Copy out every line of the records below, keeping each character unchanged.

Data entries
□ □ □ □
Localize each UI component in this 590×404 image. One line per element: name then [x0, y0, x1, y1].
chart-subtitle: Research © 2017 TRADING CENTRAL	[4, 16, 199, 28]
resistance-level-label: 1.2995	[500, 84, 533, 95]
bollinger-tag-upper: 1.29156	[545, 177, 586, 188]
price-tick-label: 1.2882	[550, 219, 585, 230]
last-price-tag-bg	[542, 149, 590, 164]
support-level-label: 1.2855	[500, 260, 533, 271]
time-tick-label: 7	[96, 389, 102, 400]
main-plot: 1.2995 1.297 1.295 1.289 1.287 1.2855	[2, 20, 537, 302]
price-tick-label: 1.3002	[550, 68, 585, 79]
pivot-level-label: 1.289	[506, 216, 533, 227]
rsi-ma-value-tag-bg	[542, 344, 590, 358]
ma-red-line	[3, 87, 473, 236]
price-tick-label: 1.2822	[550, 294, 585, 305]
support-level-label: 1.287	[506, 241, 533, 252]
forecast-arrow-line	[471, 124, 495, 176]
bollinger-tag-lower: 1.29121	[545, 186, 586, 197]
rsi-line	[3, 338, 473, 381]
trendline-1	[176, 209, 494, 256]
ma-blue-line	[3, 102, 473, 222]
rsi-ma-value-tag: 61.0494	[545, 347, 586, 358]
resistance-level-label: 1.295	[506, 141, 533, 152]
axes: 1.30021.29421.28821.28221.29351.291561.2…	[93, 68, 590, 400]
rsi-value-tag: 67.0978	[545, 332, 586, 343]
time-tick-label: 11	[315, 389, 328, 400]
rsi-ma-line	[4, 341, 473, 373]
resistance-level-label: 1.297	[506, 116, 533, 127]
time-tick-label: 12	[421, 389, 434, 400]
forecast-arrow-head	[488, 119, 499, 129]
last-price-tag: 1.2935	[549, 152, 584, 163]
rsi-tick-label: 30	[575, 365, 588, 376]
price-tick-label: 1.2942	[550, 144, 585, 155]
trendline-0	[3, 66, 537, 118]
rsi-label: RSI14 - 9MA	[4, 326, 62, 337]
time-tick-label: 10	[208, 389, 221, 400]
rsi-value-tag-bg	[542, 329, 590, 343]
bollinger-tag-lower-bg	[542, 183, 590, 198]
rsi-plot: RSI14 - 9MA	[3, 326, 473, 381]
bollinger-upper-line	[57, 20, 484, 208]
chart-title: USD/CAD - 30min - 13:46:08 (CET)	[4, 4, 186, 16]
□ □ □ □
**WRITTEN ANSWER:**
Localize each UI component in this 590×404 image. One line per element: name then [x0, y0, x1, y1].
chart-subtitle: Research © 2017 TRADING CENTRAL	[4, 16, 199, 28]
resistance-level-label: 1.2995	[500, 84, 533, 95]
bollinger-tag-upper: 1.29156	[545, 177, 586, 188]
price-tick-label: 1.2882	[550, 219, 585, 230]
last-price-tag-bg	[542, 149, 590, 164]
support-level-label: 1.2855	[500, 260, 533, 271]
time-tick-label: 7	[96, 389, 102, 400]
main-plot: 1.2995 1.297 1.295 1.289 1.287 1.2855	[2, 20, 537, 302]
price-tick-label: 1.3002	[550, 68, 585, 79]
pivot-level-label: 1.289	[506, 216, 533, 227]
rsi-ma-value-tag-bg	[542, 344, 590, 358]
ma-red-line	[3, 87, 473, 236]
price-tick-label: 1.2822	[550, 294, 585, 305]
support-level-label: 1.287	[506, 241, 533, 252]
forecast-arrow-line	[471, 124, 495, 176]
bollinger-tag-lower: 1.29121	[545, 186, 586, 197]
rsi-line	[3, 338, 473, 381]
trendline-1	[176, 209, 494, 256]
ma-blue-line	[3, 102, 473, 222]
rsi-ma-value-tag: 61.0494	[545, 347, 586, 358]
resistance-level-label: 1.295	[506, 141, 533, 152]
axes: 1.30021.29421.28821.28221.29351.291561.2…	[93, 68, 590, 400]
rsi-value-tag: 67.0978	[545, 332, 586, 343]
time-tick-label: 11	[315, 389, 328, 400]
rsi-ma-line	[4, 341, 473, 373]
resistance-level-label: 1.297	[506, 116, 533, 127]
time-tick-label: 12	[421, 389, 434, 400]
forecast-arrow-head	[488, 119, 499, 129]
last-price-tag: 1.2935	[549, 152, 584, 163]
rsi-tick-label: 30	[575, 365, 588, 376]
price-tick-label: 1.2942	[550, 144, 585, 155]
trendline-0	[3, 66, 537, 118]
rsi-label: RSI14 - 9MA	[4, 326, 62, 337]
time-tick-label: 10	[208, 389, 221, 400]
rsi-value-tag-bg	[542, 329, 590, 343]
bollinger-tag-lower-bg	[542, 183, 590, 198]
rsi-plot: RSI14 - 9MA	[3, 326, 473, 381]
bollinger-upper-line	[57, 20, 484, 208]
chart-title: USD/CAD - 30min - 13:46:08 (CET)	[4, 4, 186, 16]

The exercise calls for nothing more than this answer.